**Objective**
Extract the complete data exactly as given.

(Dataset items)
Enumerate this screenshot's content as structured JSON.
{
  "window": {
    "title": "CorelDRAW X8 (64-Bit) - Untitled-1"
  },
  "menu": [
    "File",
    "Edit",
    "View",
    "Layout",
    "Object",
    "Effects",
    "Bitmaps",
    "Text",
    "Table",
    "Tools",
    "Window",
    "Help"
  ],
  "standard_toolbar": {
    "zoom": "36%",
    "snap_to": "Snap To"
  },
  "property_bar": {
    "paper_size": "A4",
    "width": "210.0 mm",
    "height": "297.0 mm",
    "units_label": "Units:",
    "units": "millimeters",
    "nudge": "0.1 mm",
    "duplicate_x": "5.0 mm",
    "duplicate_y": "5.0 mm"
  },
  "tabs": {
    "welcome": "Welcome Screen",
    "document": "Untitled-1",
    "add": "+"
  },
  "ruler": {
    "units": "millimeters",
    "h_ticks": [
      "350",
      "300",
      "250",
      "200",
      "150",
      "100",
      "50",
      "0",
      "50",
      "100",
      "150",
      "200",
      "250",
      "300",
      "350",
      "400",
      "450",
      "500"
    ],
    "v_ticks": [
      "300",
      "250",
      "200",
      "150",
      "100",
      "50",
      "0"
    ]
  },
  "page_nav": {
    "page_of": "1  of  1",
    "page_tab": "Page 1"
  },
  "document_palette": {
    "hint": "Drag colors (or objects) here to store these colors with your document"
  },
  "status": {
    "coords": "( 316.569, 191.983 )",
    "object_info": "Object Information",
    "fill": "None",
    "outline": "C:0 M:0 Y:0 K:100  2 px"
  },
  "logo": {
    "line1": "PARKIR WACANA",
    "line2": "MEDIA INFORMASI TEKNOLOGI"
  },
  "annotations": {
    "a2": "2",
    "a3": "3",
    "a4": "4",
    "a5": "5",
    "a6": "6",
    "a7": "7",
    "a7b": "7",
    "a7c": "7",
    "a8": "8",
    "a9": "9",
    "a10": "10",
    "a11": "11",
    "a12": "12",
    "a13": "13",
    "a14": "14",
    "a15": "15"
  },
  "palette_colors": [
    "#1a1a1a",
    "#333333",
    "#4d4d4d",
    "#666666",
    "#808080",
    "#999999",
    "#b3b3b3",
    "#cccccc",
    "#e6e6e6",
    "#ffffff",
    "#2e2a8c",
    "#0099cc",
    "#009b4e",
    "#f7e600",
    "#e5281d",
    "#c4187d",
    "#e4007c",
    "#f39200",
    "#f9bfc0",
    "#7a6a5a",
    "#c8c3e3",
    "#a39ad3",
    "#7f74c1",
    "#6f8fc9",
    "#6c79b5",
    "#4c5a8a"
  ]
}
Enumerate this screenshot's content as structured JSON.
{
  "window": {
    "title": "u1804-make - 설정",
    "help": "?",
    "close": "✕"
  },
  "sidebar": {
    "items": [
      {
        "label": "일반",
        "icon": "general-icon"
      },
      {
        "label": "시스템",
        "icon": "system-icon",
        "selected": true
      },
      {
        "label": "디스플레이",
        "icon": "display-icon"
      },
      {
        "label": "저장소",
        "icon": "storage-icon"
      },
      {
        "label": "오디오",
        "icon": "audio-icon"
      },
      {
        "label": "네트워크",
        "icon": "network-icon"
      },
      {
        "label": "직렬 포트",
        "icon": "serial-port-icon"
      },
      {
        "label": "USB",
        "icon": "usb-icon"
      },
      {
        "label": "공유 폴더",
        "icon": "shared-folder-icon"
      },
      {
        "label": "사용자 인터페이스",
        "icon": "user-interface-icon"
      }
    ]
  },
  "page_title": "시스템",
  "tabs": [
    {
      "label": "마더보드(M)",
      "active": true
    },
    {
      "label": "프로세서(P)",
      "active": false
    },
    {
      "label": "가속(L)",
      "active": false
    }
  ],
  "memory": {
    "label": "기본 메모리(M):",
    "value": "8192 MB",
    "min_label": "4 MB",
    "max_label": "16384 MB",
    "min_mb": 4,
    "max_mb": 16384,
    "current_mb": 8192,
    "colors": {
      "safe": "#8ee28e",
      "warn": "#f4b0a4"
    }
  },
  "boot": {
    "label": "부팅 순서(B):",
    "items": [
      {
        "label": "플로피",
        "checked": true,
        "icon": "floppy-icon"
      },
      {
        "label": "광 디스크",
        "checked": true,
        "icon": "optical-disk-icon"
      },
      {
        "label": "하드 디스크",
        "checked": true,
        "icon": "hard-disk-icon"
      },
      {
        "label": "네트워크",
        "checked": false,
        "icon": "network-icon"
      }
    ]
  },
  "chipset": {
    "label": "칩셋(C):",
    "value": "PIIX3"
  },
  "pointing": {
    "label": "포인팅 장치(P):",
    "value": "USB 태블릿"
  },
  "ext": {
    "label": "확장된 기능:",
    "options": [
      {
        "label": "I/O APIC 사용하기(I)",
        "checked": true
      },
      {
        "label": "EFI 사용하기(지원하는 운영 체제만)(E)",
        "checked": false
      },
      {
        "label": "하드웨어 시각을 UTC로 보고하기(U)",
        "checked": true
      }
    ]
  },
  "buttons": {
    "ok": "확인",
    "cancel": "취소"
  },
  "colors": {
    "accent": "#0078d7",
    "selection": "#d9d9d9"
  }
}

**The reply**
Enumerate this screenshot's content as structured JSON.
{
  "window": {
    "title": "CorelDRAW X8 (64-Bit) - Untitled-1"
  },
  "menu": [
    "File",
    "Edit",
    "View",
    "Layout",
    "Object",
    "Effects",
    "Bitmaps",
    "Text",
    "Table",
    "Tools",
    "Window",
    "Help"
  ],
  "standard_toolbar": {
    "zoom": "36%",
    "snap_to": "Snap To"
  },
  "property_bar": {
    "paper_size": "A4",
    "width": "210.0 mm",
    "height": "297.0 mm",
    "units_label": "Units:",
    "units": "millimeters",
    "nudge": "0.1 mm",
    "duplicate_x": "5.0 mm",
    "duplicate_y": "5.0 mm"
  },
  "tabs": {
    "welcome": "Welcome Screen",
    "document": "Untitled-1",
    "add": "+"
  },
  "ruler": {
    "units": "millimeters",
    "h_ticks": [
      "350",
      "300",
      "250",
      "200",
      "150",
      "100",
      "50",
      "0",
      "50",
      "100",
      "150",
      "200",
      "250",
      "300",
      "350",
      "400",
      "450",
      "500"
    ],
    "v_ticks": [
      "300",
      "250",
      "200",
      "150",
      "100",
      "50",
      "0"
    ]
  },
  "page_nav": {
    "page_of": "1  of  1",
    "page_tab": "Page 1"
  },
  "document_palette": {
    "hint": "Drag colors (or objects) here to store these colors with your document"
  },
  "status": {
    "coords": "( 316.569, 191.983 )",
    "object_info": "Object Information",
    "fill": "None",
    "outline": "C:0 M:0 Y:0 K:100  2 px"
  },
  "logo": {
    "line1": "PARKIR WACANA",
    "line2": "MEDIA INFORMASI TEKNOLOGI"
  },
  "annotations": {
    "a2": "2",
    "a3": "3",
    "a4": "4",
    "a5": "5",
    "a6": "6",
    "a7": "7",
    "a7b": "7",
    "a7c": "7",
    "a8": "8",
    "a9": "9",
    "a10": "10",
    "a11": "11",
    "a12": "12",
    "a13": "13",
    "a14": "14",
    "a15": "15"
  },
  "palette_colors": [
    "#1a1a1a",
    "#333333",
    "#4d4d4d",
    "#666666",
    "#808080",
    "#999999",
    "#b3b3b3",
    "#cccccc",
    "#e6e6e6",
    "#ffffff",
    "#2e2a8c",
    "#0099cc",
    "#009b4e",
    "#f7e600",
    "#e5281d",
    "#c4187d",
    "#e4007c",
    "#f39200",
    "#f9bfc0",
    "#7a6a5a",
    "#c8c3e3",
    "#a39ad3",
    "#7f74c1",
    "#6f8fc9",
    "#6c79b5",
    "#4c5a8a"
  ]
}
Enumerate this screenshot's content as structured JSON.
{
  "window": {
    "title": "u1804-make - 설정",
    "help": "?",
    "close": "✕"
  },
  "sidebar": {
    "items": [
      {
        "label": "일반",
        "icon": "general-icon"
      },
      {
        "label": "시스템",
        "icon": "system-icon",
        "selected": true
      },
      {
        "label": "디스플레이",
        "icon": "display-icon"
      },
      {
        "label": "저장소",
        "icon": "storage-icon"
      },
      {
        "label": "오디오",
        "icon": "audio-icon"
      },
      {
        "label": "네트워크",
        "icon": "network-icon"
      },
      {
        "label": "직렬 포트",
        "icon": "serial-port-icon"
      },
      {
        "label": "USB",
        "icon": "usb-icon"
      },
      {
        "label": "공유 폴더",
        "icon": "shared-folder-icon"
      },
      {
        "label": "사용자 인터페이스",
        "icon": "user-interface-icon"
      }
    ]
  },
  "page_title": "시스템",
  "tabs": [
    {
      "label": "마더보드(M)",
      "active": true
    },
    {
      "label": "프로세서(P)",
      "active": false
    },
    {
      "label": "가속(L)",
      "active": false
    }
  ],
  "memory": {
    "label": "기본 메모리(M):",
    "value": "8192 MB",
    "min_label": "4 MB",
    "max_label": "16384 MB",
    "min_mb": 4,
    "max_mb": 16384,
    "current_mb": 8192,
    "colors": {
      "safe": "#8ee28e",
      "warn": "#f4b0a4"
    }
  },
  "boot": {
    "label": "부팅 순서(B):",
    "items": [
      {
        "label": "플로피",
        "checked": true,
        "icon": "floppy-icon"
      },
      {
        "label": "광 디스크",
        "checked": true,
        "icon": "optical-disk-icon"
      },
      {
        "label": "하드 디스크",
        "checked": true,
        "icon": "hard-disk-icon"
      },
      {
        "label": "네트워크",
        "checked": false,
        "icon": "network-icon"
      }
    ]
  },
  "chipset": {
    "label": "칩셋(C):",
    "value": "PIIX3"
  },
  "pointing": {
    "label": "포인팅 장치(P):",
    "value": "USB 태블릿"
  },
  "ext": {
    "label": "확장된 기능:",
    "options": [
      {
        "label": "I/O APIC 사용하기(I)",
        "checked": true
      },
      {
        "label": "EFI 사용하기(지원하는 운영 체제만)(E)",
        "checked": false
      },
      {
        "label": "하드웨어 시각을 UTC로 보고하기(U)",
        "checked": true
      }
    ]
  },
  "buttons": {
    "ok": "확인",
    "cancel": "취소"
  },
  "colors": {
    "accent": "#0078d7",
    "selection": "#d9d9d9"
  }
}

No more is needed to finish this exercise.